Collection entries ->
-*-

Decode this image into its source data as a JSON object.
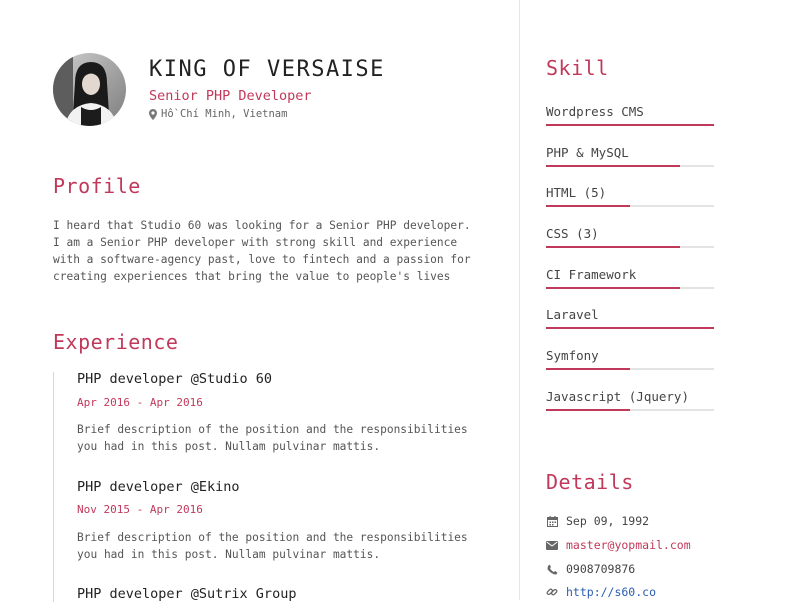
{
  "header": {
    "name": "KING OF VERSAISE",
    "role": "Senior PHP Developer",
    "location": "Hồ Chí Minh, Vietnam"
  },
  "profile": {
    "heading": "Profile",
    "lines": [
      "I heard that Studio 60 was looking for a Senior PHP developer.",
      "I am a Senior PHP developer with strong skill and experience",
      "with a software-agency past, love to fintech and a passion for",
      "creating experiences that bring the value to people's lives"
    ]
  },
  "experience": {
    "heading": "Experience",
    "jobs": [
      {
        "title": "PHP developer @Studio 60",
        "date": "Apr 2016 - Apr 2016",
        "desc_lines": [
          "Brief description of the position and the responsibilities",
          "you had in this post. Nullam pulvinar mattis."
        ]
      },
      {
        "title": "PHP developer @Ekino",
        "date": "Nov 2015 - Apr 2016",
        "desc_lines": [
          "Brief description of the position and the responsibilities",
          "you had in this post. Nullam pulvinar mattis."
        ]
      },
      {
        "title": "PHP developer @Sutrix Group",
        "date": "",
        "desc_lines": []
      }
    ]
  },
  "skills": {
    "heading": "Skill",
    "items": [
      {
        "label": "Wordpress CMS",
        "level": 1.0
      },
      {
        "label": "PHP & MySQL",
        "level": 0.8
      },
      {
        "label": "HTML (5)",
        "level": 0.5
      },
      {
        "label": "CSS (3)",
        "level": 0.8
      },
      {
        "label": "CI Framework",
        "level": 0.8
      },
      {
        "label": "Laravel",
        "level": 1.0
      },
      {
        "label": "Symfony",
        "level": 0.5
      },
      {
        "label": "Javascript (Jquery)",
        "level": 0.5
      }
    ]
  },
  "details": {
    "heading": "Details",
    "birthday": "Sep 09, 1992",
    "email": "master@yopmail.com",
    "phone": "0908709876",
    "website": "http://s60.co"
  },
  "icons": {
    "location": "map-marker-icon",
    "birthday": "calendar-icon",
    "email": "envelope-icon",
    "phone": "phone-icon",
    "website": "link-icon"
  },
  "colors": {
    "accent": "#c0395a",
    "link": "#2a5db0",
    "track": "#e3e3e3"
  }
}
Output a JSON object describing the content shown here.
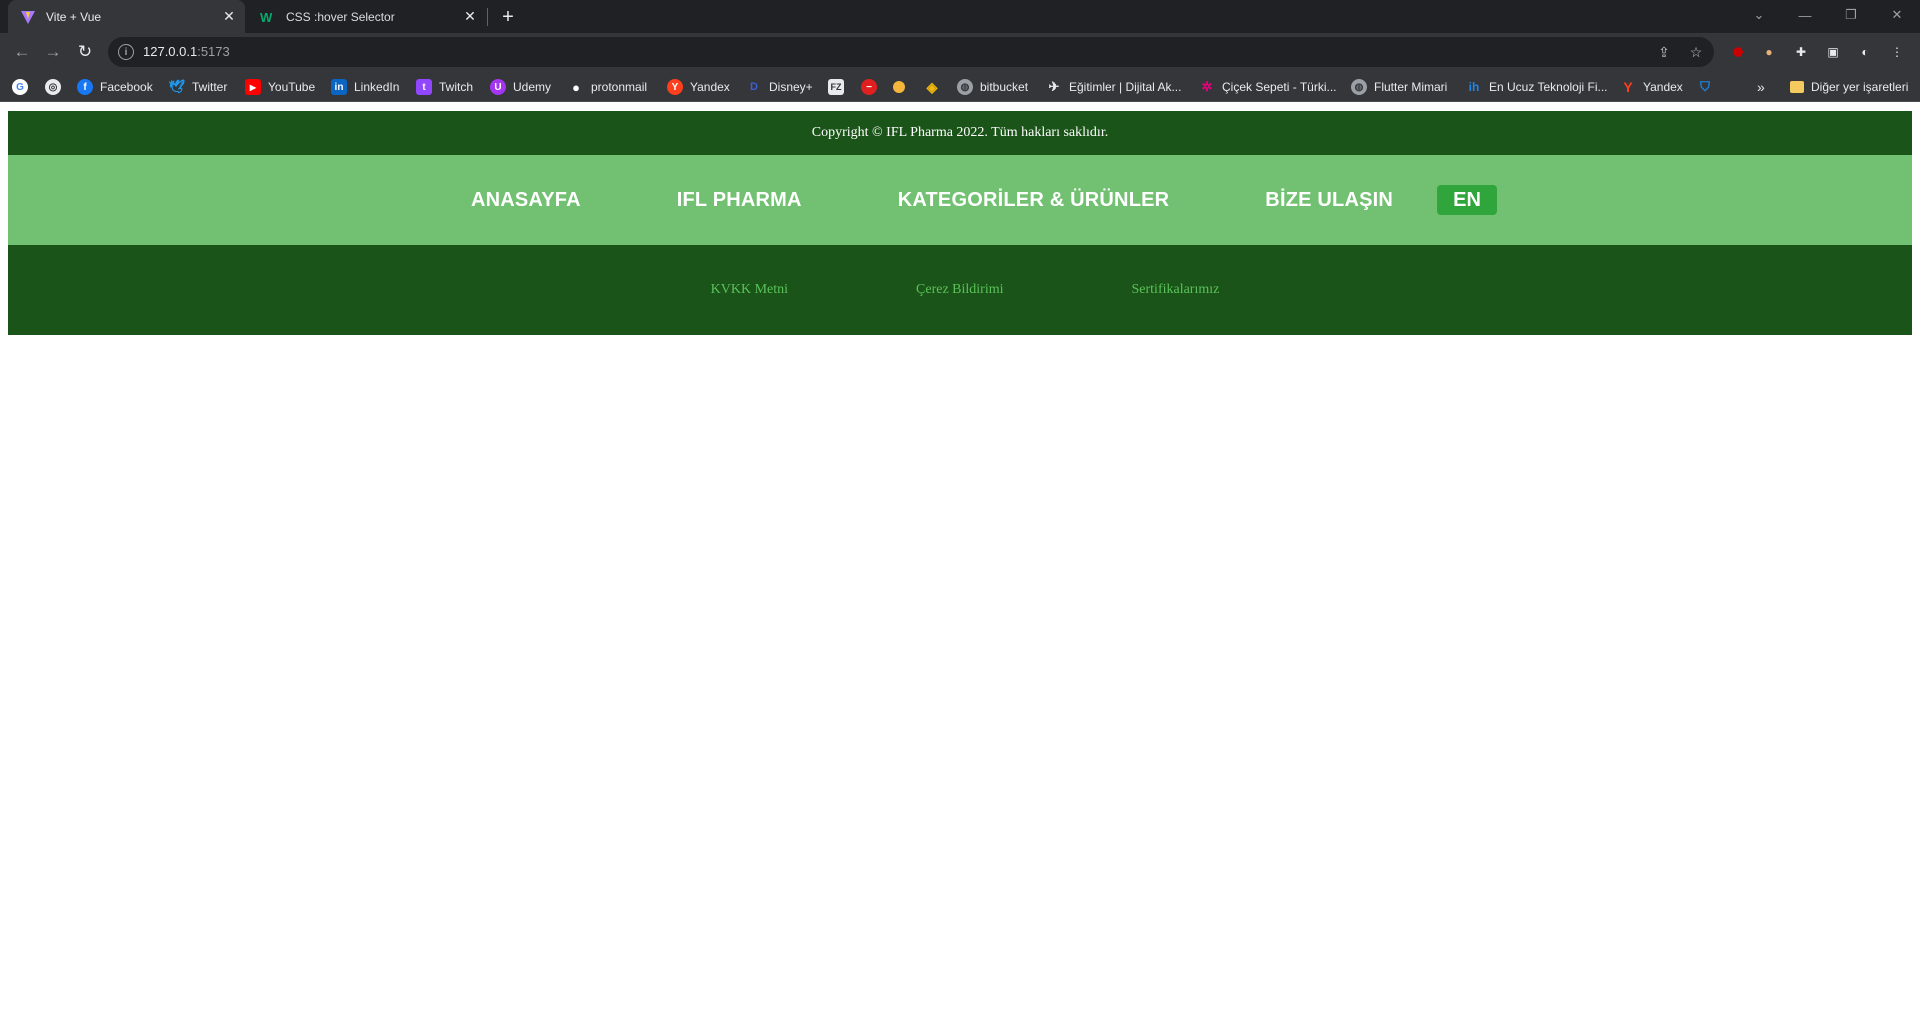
{
  "browser": {
    "tabs": [
      {
        "title": "Vite + Vue",
        "icon": "vite-icon",
        "active": true
      },
      {
        "title": "CSS :hover Selector",
        "icon": "w3schools-icon",
        "active": false
      }
    ],
    "url_host": "127.0.0.1",
    "url_port": ":5173",
    "bookmarks": [
      {
        "label": "",
        "icon": "google-icon",
        "color": "#ffffff"
      },
      {
        "label": "",
        "icon": "globe-bookmark-icon",
        "color": "#e8eaed"
      },
      {
        "label": "Facebook",
        "icon": "facebook-icon",
        "color": "#1877f2"
      },
      {
        "label": "Twitter",
        "icon": "twitter-icon",
        "color": "#1d9bf0"
      },
      {
        "label": "YouTube",
        "icon": "youtube-icon",
        "color": "#ff0000"
      },
      {
        "label": "LinkedIn",
        "icon": "linkedin-icon",
        "color": "#0a66c2"
      },
      {
        "label": "Twitch",
        "icon": "twitch-icon",
        "color": "#9146ff"
      },
      {
        "label": "Udemy",
        "icon": "udemy-icon",
        "color": "#a435f0"
      },
      {
        "label": "protonmail",
        "icon": "protonmail-icon",
        "color": "#ffffff"
      },
      {
        "label": "Yandex",
        "icon": "yandex-icon",
        "color": "#fc3f1d"
      },
      {
        "label": "Disney+",
        "icon": "disney-icon",
        "color": "#1a3a8a"
      },
      {
        "label": "",
        "icon": "fz-icon",
        "color": "#e8eaed"
      },
      {
        "label": "",
        "icon": "redbadge-icon",
        "color": "#e02020"
      },
      {
        "label": "",
        "icon": "dot-icon",
        "color": "#f5b63c"
      },
      {
        "label": "",
        "icon": "binance-icon",
        "color": "#f0b90b"
      },
      {
        "label": "bitbucket",
        "icon": "globe-icon",
        "color": "#9aa0a6"
      },
      {
        "label": "Eğitimler | Dijital Ak...",
        "icon": "plane-icon",
        "color": "#e8eaed"
      },
      {
        "label": "Çiçek Sepeti - Türki...",
        "icon": "flower-icon",
        "color": "#e6007e"
      },
      {
        "label": "Flutter Mimari",
        "icon": "globe-icon",
        "color": "#9aa0a6"
      },
      {
        "label": "En Ucuz Teknoloji Fi...",
        "icon": "ih-icon",
        "color": "#1e88e5"
      },
      {
        "label": "Yandex",
        "icon": "yandex-y-icon",
        "color": "#fc3f1d"
      },
      {
        "label": "",
        "icon": "shield-icon",
        "color": "#1e88e5"
      }
    ],
    "more_bookmarks": "»",
    "other_bookmarks": "Diğer yer işaretleri"
  },
  "footer": {
    "copyright": "Copyright © IFL Pharma 2022. Tüm hakları saklıdır.",
    "menu": [
      "ANASAYFA",
      "IFL PHARMA",
      "KATEGORİLER & ÜRÜNLER",
      "BİZE ULAŞIN"
    ],
    "language_button": "EN",
    "links": [
      "KVKK Metni",
      "Çerez Bildirimi",
      "Sertifikalarımız"
    ]
  },
  "colors": {
    "dark_green": "#1a5418",
    "light_green": "#72c172",
    "button_green": "#2fa53b",
    "link_green": "#5bc15b"
  }
}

-*-

Work to be completed -> Scan the material above for the string "website" and return the lines that hold it.

Completed task ->
    "website": "http://s60.co"
    "website": "link-icon"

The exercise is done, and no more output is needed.